### Problem statement:
Print the full listing exactly.

### Available data:

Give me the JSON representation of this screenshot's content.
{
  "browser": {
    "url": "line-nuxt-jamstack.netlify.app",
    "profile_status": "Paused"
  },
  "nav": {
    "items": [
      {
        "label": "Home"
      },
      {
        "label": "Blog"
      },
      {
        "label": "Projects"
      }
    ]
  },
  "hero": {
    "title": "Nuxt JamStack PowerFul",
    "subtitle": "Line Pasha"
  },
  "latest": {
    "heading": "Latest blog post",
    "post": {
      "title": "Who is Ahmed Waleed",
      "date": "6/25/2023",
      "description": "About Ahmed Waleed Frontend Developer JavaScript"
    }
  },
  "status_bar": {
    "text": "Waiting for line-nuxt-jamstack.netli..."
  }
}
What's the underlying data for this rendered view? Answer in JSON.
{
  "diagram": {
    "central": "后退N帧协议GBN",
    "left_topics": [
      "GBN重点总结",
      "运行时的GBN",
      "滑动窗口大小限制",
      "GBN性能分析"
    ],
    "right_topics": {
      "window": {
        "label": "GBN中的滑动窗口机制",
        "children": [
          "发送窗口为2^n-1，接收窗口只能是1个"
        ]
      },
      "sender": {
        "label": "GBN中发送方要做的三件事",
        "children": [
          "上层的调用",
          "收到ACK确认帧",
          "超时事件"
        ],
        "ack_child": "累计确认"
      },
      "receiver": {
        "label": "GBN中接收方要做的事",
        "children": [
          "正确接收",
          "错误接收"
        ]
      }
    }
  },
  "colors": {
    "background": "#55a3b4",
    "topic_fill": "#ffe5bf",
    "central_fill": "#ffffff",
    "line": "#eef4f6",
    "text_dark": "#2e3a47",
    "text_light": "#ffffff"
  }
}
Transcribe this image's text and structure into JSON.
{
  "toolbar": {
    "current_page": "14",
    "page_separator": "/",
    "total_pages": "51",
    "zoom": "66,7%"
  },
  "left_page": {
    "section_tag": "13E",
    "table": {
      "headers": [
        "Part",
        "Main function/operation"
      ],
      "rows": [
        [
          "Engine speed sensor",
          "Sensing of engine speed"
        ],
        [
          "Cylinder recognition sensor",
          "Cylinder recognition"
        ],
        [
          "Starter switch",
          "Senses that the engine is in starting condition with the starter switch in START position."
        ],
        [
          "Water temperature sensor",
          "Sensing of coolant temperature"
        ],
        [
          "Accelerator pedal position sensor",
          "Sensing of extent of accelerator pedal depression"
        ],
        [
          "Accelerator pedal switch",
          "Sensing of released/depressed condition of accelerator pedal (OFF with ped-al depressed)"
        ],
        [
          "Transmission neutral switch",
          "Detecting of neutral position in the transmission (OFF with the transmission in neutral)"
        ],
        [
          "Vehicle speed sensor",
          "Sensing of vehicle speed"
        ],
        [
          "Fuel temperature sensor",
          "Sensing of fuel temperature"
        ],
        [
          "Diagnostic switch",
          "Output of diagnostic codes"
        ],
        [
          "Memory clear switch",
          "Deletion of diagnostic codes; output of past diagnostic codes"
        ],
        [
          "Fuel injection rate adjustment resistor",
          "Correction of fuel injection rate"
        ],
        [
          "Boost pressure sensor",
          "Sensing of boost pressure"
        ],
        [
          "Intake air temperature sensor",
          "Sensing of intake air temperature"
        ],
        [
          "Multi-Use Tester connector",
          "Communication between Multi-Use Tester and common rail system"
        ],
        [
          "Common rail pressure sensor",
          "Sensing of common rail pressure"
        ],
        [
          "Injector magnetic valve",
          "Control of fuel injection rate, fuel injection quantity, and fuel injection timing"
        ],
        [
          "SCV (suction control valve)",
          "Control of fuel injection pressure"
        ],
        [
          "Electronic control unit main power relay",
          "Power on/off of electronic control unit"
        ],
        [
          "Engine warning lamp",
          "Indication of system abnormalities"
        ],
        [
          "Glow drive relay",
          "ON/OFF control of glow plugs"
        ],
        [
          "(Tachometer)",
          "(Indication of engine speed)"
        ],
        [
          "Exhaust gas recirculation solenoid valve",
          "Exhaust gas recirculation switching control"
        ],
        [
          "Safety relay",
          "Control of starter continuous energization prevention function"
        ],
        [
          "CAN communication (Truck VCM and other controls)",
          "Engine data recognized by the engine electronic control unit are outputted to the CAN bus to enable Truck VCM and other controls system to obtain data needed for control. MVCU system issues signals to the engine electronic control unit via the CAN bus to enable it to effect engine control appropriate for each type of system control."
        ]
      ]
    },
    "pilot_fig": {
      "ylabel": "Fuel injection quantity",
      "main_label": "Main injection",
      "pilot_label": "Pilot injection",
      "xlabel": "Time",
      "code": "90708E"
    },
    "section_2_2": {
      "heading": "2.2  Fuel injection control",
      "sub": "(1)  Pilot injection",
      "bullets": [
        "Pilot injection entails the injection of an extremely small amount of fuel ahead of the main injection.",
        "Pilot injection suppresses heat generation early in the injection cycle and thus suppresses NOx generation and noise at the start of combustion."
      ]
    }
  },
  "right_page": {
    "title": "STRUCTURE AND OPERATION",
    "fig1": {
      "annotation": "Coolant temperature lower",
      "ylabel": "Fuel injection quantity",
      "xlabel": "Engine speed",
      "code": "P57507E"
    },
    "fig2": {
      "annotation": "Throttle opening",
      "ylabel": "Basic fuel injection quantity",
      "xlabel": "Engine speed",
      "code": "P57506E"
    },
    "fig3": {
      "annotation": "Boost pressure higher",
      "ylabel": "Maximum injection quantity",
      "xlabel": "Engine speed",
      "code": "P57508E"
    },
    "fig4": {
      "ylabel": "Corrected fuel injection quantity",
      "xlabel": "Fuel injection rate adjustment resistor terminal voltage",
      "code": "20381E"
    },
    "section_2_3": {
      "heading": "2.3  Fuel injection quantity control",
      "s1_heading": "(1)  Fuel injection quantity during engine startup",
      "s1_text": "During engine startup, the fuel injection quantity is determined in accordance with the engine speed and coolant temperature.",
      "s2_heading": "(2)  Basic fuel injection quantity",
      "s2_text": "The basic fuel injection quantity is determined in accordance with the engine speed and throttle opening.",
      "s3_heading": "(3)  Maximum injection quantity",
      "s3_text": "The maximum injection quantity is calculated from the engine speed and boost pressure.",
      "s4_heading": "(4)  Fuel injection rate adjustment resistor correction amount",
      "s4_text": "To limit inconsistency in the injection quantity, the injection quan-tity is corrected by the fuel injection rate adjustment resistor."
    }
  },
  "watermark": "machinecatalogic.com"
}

### Solution to the exercise:
Give me the JSON representation of this screenshot's content.
{
  "browser": {
    "url": "line-nuxt-jamstack.netlify.app",
    "profile_status": "Paused"
  },
  "nav": {
    "items": [
      {
        "label": "Home"
      },
      {
        "label": "Blog"
      },
      {
        "label": "Projects"
      }
    ]
  },
  "hero": {
    "title": "Nuxt JamStack PowerFul",
    "subtitle": "Line Pasha"
  },
  "latest": {
    "heading": "Latest blog post",
    "post": {
      "title": "Who is Ahmed Waleed",
      "date": "6/25/2023",
      "description": "About Ahmed Waleed Frontend Developer JavaScript"
    }
  },
  "status_bar": {
    "text": "Waiting for line-nuxt-jamstack.netli..."
  }
}
What's the underlying data for this rendered view? Answer in JSON.
{
  "diagram": {
    "central": "后退N帧协议GBN",
    "left_topics": [
      "GBN重点总结",
      "运行时的GBN",
      "滑动窗口大小限制",
      "GBN性能分析"
    ],
    "right_topics": {
      "window": {
        "label": "GBN中的滑动窗口机制",
        "children": [
          "发送窗口为2^n-1，接收窗口只能是1个"
        ]
      },
      "sender": {
        "label": "GBN中发送方要做的三件事",
        "children": [
          "上层的调用",
          "收到ACK确认帧",
          "超时事件"
        ],
        "ack_child": "累计确认"
      },
      "receiver": {
        "label": "GBN中接收方要做的事",
        "children": [
          "正确接收",
          "错误接收"
        ]
      }
    }
  },
  "colors": {
    "background": "#55a3b4",
    "topic_fill": "#ffe5bf",
    "central_fill": "#ffffff",
    "line": "#eef4f6",
    "text_dark": "#2e3a47",
    "text_light": "#ffffff"
  }
}
Transcribe this image's text and structure into JSON.
{
  "toolbar": {
    "current_page": "14",
    "page_separator": "/",
    "total_pages": "51",
    "zoom": "66,7%"
  },
  "left_page": {
    "section_tag": "13E",
    "table": {
      "headers": [
        "Part",
        "Main function/operation"
      ],
      "rows": [
        [
          "Engine speed sensor",
          "Sensing of engine speed"
        ],
        [
          "Cylinder recognition sensor",
          "Cylinder recognition"
        ],
        [
          "Starter switch",
          "Senses that the engine is in starting condition with the starter switch in START position."
        ],
        [
          "Water temperature sensor",
          "Sensing of coolant temperature"
        ],
        [
          "Accelerator pedal position sensor",
          "Sensing of extent of accelerator pedal depression"
        ],
        [
          "Accelerator pedal switch",
          "Sensing of released/depressed condition of accelerator pedal (OFF with ped-al depressed)"
        ],
        [
          "Transmission neutral switch",
          "Detecting of neutral position in the transmission (OFF with the transmission in neutral)"
        ],
        [
          "Vehicle speed sensor",
          "Sensing of vehicle speed"
        ],
        [
          "Fuel temperature sensor",
          "Sensing of fuel temperature"
        ],
        [
          "Diagnostic switch",
          "Output of diagnostic codes"
        ],
        [
          "Memory clear switch",
          "Deletion of diagnostic codes; output of past diagnostic codes"
        ],
        [
          "Fuel injection rate adjustment resistor",
          "Correction of fuel injection rate"
        ],
        [
          "Boost pressure sensor",
          "Sensing of boost pressure"
        ],
        [
          "Intake air temperature sensor",
          "Sensing of intake air temperature"
        ],
        [
          "Multi-Use Tester connector",
          "Communication between Multi-Use Tester and common rail system"
        ],
        [
          "Common rail pressure sensor",
          "Sensing of common rail pressure"
        ],
        [
          "Injector magnetic valve",
          "Control of fuel injection rate, fuel injection quantity, and fuel injection timing"
        ],
        [
          "SCV (suction control valve)",
          "Control of fuel injection pressure"
        ],
        [
          "Electronic control unit main power relay",
          "Power on/off of electronic control unit"
        ],
        [
          "Engine warning lamp",
          "Indication of system abnormalities"
        ],
        [
          "Glow drive relay",
          "ON/OFF control of glow plugs"
        ],
        [
          "(Tachometer)",
          "(Indication of engine speed)"
        ],
        [
          "Exhaust gas recirculation solenoid valve",
          "Exhaust gas recirculation switching control"
        ],
        [
          "Safety relay",
          "Control of starter continuous energization prevention function"
        ],
        [
          "CAN communication (Truck VCM and other controls)",
          "Engine data recognized by the engine electronic control unit are outputted to the CAN bus to enable Truck VCM and other controls system to obtain data needed for control. MVCU system issues signals to the engine electronic control unit via the CAN bus to enable it to effect engine control appropriate for each type of system control."
        ]
      ]
    },
    "pilot_fig": {
      "ylabel": "Fuel injection quantity",
      "main_label": "Main injection",
      "pilot_label": "Pilot injection",
      "xlabel": "Time",
      "code": "90708E"
    },
    "section_2_2": {
      "heading": "2.2  Fuel injection control",
      "sub": "(1)  Pilot injection",
      "bullets": [
        "Pilot injection entails the injection of an extremely small amount of fuel ahead of the main injection.",
        "Pilot injection suppresses heat generation early in the injection cycle and thus suppresses NOx generation and noise at the start of combustion."
      ]
    }
  },
  "right_page": {
    "title": "STRUCTURE AND OPERATION",
    "fig1": {
      "annotation": "Coolant temperature lower",
      "ylabel": "Fuel injection quantity",
      "xlabel": "Engine speed",
      "code": "P57507E"
    },
    "fig2": {
      "annotation": "Throttle opening",
      "ylabel": "Basic fuel injection quantity",
      "xlabel": "Engine speed",
      "code": "P57506E"
    },
    "fig3": {
      "annotation": "Boost pressure higher",
      "ylabel": "Maximum injection quantity",
      "xlabel": "Engine speed",
      "code": "P57508E"
    },
    "fig4": {
      "ylabel": "Corrected fuel injection quantity",
      "xlabel": "Fuel injection rate adjustment resistor terminal voltage",
      "code": "20381E"
    },
    "section_2_3": {
      "heading": "2.3  Fuel injection quantity control",
      "s1_heading": "(1)  Fuel injection quantity during engine startup",
      "s1_text": "During engine startup, the fuel injection quantity is determined in accordance with the engine speed and coolant temperature.",
      "s2_heading": "(2)  Basic fuel injection quantity",
      "s2_text": "The basic fuel injection quantity is determined in accordance with the engine speed and throttle opening.",
      "s3_heading": "(3)  Maximum injection quantity",
      "s3_text": "The maximum injection quantity is calculated from the engine speed and boost pressure.",
      "s4_heading": "(4)  Fuel injection rate adjustment resistor correction amount",
      "s4_text": "To limit inconsistency in the injection quantity, the injection quan-tity is corrected by the fuel injection rate adjustment resistor."
    }
  },
  "watermark": "machinecatalogic.com"
}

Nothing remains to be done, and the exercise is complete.